* begin DOCUMENT SEGMENT *
Kublai Khan: character sketch for Marco Polo by Jose Lopez |
A few years ago CCNY graduate Demetrios Kalamidas proposed a clever FTL signaling scheme that was refuted both in general and in its very specifics by an international team of quantum opticians. Details here, here and here. At the heart of the Kalamidas scheme is his original method of which-path info erasure that would seem to merit closer attention. Before Kalamidas, the conventional method of erasing information about which of two paths a photon took was to confuse the observer by combining those two paths, either by directly bringing the two beams together with a positive lens or with a wedge-shaped mirror, mixing the two paths in a 4-port optical beam splitter, or overlapping the two diffraction patterns resulting from each path being sent through one of two closely-spaced double slits. The most beautiful feature of his new scheme is that Kalamidas is able to erase which-path info from two paths without actually having to combine the two paths.
FIG A. 1. Path-entangled photon possessing full which-path info; 2. Erasing which-path info using diffraction at a double slit; 3. Erasing which-path info by combing paths in a beam splitter. |
EQ 1 in FIG A displays the wave function for a typical path-entangled photon. In the same quantum way that Schrödinger's infamous cat can be both dead and alive, a single photon can travel two paths at the same time. The difference is that humans lack the ability to form quantum superpositions of cats but anyone can produce path-entangled photons by the trillions. (It happens naturally at every window pane -- if quantum physics is correct, each photon until it's actually observed exists for an instant in a superposition of both being reflected and being transmitted thru the glass: a mundane example of one photon temporarily traveling two paths at once.)
FIG A1. illustrates the case where which path the photon takes can be decided by merely placing one photon detector in each beam. Examples 2. and 3. show two ways that which-path info can be erased thru combining the two paths. In these two cases the photon can be coaxed into showing off its wave nature by "taking both paths at the same time" and "interfering with itself" with the result that large numbers of identical photons will produce a diffraction pattern or some other periodic behavior that is characteristic of waves of a certain wavelength.
Which-path info erasure leads inevitably to the possibility of forming interference patterns, so a brand-new erasure method (such as that proposed by Kalamidas) can be expected to lead to a brand-new way of forming interference patterns.
* end DOCUMENT SEGMENT *
* begin INFORMATION SHOWN *
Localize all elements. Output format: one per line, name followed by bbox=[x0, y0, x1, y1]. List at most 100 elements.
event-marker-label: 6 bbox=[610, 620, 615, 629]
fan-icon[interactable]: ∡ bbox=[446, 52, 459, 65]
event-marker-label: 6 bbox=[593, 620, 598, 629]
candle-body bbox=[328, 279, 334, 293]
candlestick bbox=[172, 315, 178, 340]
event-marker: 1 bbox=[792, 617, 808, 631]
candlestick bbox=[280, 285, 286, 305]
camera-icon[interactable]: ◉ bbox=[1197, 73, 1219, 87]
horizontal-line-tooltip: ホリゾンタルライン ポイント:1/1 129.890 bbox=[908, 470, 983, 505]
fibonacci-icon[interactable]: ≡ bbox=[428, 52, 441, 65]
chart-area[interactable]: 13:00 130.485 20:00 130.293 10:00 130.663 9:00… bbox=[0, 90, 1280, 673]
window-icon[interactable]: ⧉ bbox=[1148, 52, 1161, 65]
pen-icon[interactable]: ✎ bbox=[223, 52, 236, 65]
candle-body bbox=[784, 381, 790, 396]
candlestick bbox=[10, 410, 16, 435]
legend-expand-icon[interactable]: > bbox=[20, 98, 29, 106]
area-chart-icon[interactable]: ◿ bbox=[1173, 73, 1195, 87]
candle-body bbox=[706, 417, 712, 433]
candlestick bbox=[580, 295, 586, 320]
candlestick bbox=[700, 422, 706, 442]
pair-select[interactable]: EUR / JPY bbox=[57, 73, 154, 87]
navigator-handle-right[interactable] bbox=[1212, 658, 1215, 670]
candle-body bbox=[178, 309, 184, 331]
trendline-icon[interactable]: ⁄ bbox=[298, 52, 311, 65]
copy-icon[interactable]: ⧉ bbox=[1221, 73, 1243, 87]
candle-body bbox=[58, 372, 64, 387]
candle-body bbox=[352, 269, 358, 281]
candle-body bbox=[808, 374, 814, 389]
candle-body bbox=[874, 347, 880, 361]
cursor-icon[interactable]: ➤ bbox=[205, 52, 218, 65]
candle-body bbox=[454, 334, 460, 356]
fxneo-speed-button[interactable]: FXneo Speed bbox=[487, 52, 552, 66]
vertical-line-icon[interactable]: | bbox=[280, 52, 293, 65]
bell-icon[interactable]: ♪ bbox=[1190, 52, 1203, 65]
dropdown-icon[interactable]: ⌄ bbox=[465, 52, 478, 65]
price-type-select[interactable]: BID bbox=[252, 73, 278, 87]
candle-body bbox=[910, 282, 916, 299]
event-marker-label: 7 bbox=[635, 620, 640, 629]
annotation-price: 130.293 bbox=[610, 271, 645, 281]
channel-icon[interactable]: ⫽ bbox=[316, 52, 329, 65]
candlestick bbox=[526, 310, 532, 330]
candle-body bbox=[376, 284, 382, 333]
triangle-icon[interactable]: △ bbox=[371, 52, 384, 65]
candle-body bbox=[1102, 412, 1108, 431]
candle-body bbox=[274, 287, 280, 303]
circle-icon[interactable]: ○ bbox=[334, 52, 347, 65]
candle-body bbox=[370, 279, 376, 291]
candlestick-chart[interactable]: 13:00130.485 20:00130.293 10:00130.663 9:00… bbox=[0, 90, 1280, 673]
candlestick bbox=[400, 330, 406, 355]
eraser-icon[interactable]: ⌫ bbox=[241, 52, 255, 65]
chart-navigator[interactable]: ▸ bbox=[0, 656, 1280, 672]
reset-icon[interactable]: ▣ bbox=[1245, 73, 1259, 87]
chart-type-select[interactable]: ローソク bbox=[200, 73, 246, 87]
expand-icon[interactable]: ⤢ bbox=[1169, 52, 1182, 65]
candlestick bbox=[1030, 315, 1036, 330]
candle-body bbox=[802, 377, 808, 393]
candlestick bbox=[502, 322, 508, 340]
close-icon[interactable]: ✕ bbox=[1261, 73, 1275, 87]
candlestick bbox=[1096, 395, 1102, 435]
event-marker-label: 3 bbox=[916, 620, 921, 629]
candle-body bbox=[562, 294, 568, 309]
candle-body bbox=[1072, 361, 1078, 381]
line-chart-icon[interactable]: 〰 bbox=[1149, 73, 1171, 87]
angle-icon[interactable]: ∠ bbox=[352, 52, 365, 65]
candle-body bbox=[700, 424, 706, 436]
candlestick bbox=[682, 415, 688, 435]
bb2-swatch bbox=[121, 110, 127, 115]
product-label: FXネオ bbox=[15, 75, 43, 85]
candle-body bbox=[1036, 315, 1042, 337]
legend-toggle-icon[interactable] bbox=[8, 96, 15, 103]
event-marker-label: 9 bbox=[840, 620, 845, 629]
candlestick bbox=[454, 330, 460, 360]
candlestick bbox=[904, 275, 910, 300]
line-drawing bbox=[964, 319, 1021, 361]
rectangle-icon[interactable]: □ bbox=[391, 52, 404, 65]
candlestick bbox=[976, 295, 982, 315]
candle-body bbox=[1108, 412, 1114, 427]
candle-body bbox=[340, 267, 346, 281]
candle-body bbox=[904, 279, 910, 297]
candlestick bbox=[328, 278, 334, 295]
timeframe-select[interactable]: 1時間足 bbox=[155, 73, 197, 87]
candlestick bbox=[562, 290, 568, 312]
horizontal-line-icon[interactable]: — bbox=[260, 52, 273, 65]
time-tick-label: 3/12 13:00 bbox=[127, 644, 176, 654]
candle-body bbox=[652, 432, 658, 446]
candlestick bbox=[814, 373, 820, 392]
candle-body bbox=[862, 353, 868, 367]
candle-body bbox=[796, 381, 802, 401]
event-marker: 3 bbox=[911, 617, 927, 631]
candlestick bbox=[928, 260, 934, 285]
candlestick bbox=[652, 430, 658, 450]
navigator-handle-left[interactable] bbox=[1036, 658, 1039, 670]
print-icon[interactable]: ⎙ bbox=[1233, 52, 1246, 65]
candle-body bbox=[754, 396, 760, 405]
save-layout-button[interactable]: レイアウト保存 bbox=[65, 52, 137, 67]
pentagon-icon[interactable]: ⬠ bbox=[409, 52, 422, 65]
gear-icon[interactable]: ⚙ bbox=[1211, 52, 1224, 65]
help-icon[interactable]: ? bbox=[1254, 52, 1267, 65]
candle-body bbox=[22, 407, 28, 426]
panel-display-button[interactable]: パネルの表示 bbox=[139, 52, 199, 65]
* end INFORMATION SHOWN *
## TO BE DONE
a. From the text on which-path information erasure, list every conventional method it gives for erasing which path a photon took by combining the two paths.
b. Extend the text on which-path information erasure with one further paragraph, picking up after its final sentence.
None of the tasks here depends on the lines.

## EXPECTED ANSWERS
a.
- Bringing the two beams together directly with a positive lens or with a wedge-shaped mirror
- Mixing the two paths in a 4-port optical beam splitter
- Overlapping the two diffraction patterns that result from sending each path through one of two closely-spaced double slits

b.
FIG B. Which-path info erasure via the Kalamidas Option |
FIG B illustrates the development of the Kalamidas Option in three steps. Step 1 shows the path-entangled photon traveling unhindered along both paths. Detectors A and B unambiguously decide along which path the photon actually went and which path was untraveled. In Step 2, Kalamidas puts a 50/50 beam splitter into both path A and path B. Now there are four possible detection events corresponding to the four different detectors [A1 A2 | B1 B2]. I will use the symbol [10|00] to indicate the case where the photon triggers detector A1. And symbol [00|01] indicates that the photon has triggered detector B2. At this stage which-path info is still intact: it is always possible to infer from the detector response which path the photon took. And hence no wave phenomena will be observed.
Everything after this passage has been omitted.